>> start ENTRIES PROVIDED

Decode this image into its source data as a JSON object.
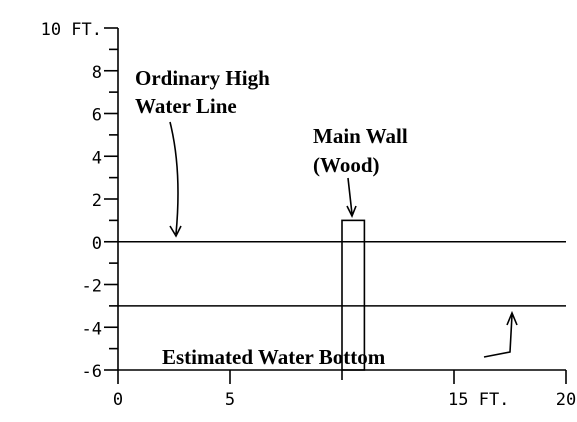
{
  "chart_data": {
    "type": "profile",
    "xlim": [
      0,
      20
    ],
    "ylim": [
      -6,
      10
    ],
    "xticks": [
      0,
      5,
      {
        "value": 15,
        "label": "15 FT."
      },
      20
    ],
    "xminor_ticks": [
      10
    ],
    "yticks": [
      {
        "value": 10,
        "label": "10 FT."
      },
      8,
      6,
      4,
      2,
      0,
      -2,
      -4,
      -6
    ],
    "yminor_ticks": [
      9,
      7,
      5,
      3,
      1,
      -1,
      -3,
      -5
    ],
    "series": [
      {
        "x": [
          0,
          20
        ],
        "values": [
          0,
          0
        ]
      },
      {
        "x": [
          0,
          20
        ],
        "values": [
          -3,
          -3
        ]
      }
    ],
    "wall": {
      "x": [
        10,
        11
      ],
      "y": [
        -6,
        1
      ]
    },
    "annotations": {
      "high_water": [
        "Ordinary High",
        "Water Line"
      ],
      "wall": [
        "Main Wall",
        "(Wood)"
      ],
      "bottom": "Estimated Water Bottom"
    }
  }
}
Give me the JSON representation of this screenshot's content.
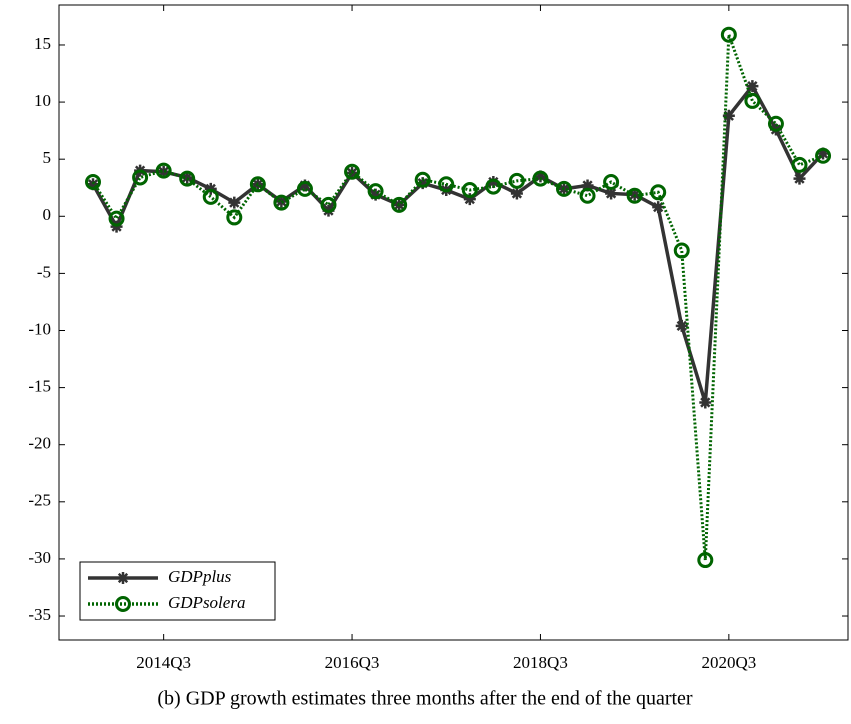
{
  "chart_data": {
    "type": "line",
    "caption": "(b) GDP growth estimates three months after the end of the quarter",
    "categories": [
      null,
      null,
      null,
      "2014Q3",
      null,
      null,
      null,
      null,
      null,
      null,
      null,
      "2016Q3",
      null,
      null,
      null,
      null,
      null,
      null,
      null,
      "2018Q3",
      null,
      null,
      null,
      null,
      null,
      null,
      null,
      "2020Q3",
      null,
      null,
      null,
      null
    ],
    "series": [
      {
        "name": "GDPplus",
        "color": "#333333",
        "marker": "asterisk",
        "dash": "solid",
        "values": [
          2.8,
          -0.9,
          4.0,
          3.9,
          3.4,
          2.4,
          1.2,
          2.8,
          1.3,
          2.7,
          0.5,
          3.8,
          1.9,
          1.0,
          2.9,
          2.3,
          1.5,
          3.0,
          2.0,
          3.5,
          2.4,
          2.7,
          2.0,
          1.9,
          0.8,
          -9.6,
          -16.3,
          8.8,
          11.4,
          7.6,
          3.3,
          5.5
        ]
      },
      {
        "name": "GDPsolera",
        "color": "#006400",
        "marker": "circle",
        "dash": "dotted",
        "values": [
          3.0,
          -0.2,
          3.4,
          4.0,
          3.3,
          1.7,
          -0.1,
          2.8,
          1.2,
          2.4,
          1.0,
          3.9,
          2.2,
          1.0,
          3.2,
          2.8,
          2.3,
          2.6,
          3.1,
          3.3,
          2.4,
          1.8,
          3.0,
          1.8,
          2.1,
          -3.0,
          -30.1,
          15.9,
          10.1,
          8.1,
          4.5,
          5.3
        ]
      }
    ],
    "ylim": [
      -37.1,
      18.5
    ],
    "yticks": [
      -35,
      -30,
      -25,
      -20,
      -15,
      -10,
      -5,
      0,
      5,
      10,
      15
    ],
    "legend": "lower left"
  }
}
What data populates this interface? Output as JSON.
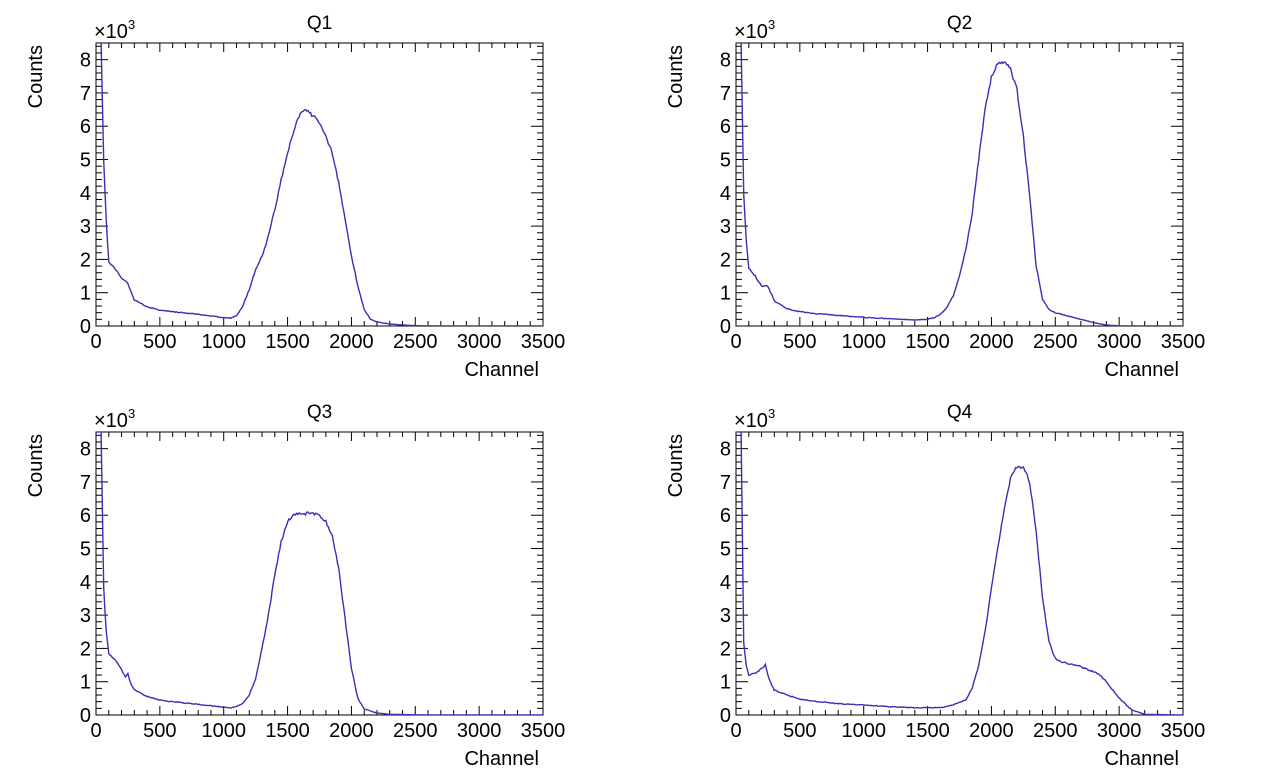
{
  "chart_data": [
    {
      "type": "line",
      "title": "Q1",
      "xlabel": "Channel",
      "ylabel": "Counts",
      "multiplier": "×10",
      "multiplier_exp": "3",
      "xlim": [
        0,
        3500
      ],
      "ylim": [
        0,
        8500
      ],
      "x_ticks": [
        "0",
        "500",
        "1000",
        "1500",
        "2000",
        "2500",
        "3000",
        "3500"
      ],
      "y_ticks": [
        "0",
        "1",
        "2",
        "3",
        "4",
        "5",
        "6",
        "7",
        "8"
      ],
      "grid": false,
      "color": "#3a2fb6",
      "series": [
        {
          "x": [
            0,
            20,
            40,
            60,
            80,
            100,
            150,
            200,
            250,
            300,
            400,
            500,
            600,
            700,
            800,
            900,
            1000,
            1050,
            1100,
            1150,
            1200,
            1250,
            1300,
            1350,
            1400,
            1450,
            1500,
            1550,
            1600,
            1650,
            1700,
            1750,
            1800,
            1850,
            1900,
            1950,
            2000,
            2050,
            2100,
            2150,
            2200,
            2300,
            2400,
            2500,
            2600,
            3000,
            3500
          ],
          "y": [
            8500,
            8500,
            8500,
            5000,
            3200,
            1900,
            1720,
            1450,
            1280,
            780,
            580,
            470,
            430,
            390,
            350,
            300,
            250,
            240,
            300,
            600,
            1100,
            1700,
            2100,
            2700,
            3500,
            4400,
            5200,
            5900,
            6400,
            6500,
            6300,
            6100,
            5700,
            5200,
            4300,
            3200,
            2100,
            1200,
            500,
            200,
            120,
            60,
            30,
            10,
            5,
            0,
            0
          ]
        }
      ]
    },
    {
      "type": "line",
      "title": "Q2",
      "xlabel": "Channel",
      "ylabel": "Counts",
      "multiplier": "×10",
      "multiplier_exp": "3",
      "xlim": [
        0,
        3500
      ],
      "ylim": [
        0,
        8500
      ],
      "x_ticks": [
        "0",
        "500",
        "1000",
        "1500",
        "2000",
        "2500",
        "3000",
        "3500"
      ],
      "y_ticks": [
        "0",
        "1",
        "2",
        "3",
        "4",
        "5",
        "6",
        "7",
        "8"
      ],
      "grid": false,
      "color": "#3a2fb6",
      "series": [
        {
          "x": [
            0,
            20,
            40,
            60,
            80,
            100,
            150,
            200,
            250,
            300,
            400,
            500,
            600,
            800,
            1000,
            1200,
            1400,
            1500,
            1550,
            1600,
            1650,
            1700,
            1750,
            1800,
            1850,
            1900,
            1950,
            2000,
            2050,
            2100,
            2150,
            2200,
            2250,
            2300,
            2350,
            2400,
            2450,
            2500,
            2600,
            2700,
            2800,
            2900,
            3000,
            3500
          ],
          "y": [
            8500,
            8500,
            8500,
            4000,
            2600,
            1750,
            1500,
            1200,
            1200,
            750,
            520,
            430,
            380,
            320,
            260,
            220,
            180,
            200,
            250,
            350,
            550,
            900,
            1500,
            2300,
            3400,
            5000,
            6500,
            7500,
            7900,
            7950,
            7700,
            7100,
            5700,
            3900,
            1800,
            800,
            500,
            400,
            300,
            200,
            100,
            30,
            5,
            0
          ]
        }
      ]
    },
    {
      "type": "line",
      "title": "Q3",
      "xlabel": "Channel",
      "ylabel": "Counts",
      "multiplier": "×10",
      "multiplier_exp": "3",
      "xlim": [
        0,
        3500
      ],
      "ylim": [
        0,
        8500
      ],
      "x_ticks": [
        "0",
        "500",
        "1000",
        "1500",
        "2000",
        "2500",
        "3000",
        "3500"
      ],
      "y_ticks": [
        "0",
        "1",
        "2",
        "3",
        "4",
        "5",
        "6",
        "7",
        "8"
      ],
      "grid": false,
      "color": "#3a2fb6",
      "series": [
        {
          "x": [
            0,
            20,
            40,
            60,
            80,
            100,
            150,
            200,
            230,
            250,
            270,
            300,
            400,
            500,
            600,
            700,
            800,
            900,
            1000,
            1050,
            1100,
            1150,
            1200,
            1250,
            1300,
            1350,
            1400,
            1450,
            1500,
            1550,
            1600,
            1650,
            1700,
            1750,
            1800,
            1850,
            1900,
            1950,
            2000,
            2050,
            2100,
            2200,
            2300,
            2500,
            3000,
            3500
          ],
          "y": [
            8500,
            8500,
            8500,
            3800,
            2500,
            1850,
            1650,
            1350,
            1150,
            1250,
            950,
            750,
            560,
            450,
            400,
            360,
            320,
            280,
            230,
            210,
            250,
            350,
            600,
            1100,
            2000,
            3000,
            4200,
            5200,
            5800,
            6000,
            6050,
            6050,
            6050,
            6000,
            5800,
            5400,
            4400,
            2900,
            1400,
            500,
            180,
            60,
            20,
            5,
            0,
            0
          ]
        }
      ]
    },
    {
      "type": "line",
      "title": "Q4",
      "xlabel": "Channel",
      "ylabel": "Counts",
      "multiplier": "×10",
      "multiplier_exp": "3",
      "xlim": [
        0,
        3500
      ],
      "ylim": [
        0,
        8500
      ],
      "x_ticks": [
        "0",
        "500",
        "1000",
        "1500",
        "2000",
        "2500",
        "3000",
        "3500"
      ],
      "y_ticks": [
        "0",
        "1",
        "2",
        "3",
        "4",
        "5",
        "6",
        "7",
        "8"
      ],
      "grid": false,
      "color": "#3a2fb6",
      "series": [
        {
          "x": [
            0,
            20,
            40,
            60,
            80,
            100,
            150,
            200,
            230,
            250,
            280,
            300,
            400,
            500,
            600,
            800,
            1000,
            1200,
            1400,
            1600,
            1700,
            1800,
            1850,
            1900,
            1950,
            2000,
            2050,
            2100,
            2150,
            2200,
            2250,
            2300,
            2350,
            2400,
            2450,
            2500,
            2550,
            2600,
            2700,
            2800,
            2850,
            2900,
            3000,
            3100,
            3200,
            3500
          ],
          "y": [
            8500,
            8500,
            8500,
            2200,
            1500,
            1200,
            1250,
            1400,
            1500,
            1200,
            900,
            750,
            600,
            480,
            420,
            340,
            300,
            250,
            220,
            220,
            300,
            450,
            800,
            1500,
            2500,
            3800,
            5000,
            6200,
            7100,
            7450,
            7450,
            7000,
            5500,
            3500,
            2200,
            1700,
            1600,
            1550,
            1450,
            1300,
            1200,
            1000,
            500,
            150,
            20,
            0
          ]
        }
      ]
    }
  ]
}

>> end ENTRIES PROVIDED

From the entries above, extract each line containing "this".

Decode this image into its source data as a JSON object.
Give me the JSON representation of this screenshot's content.
What data populates this interface? Output as JSON.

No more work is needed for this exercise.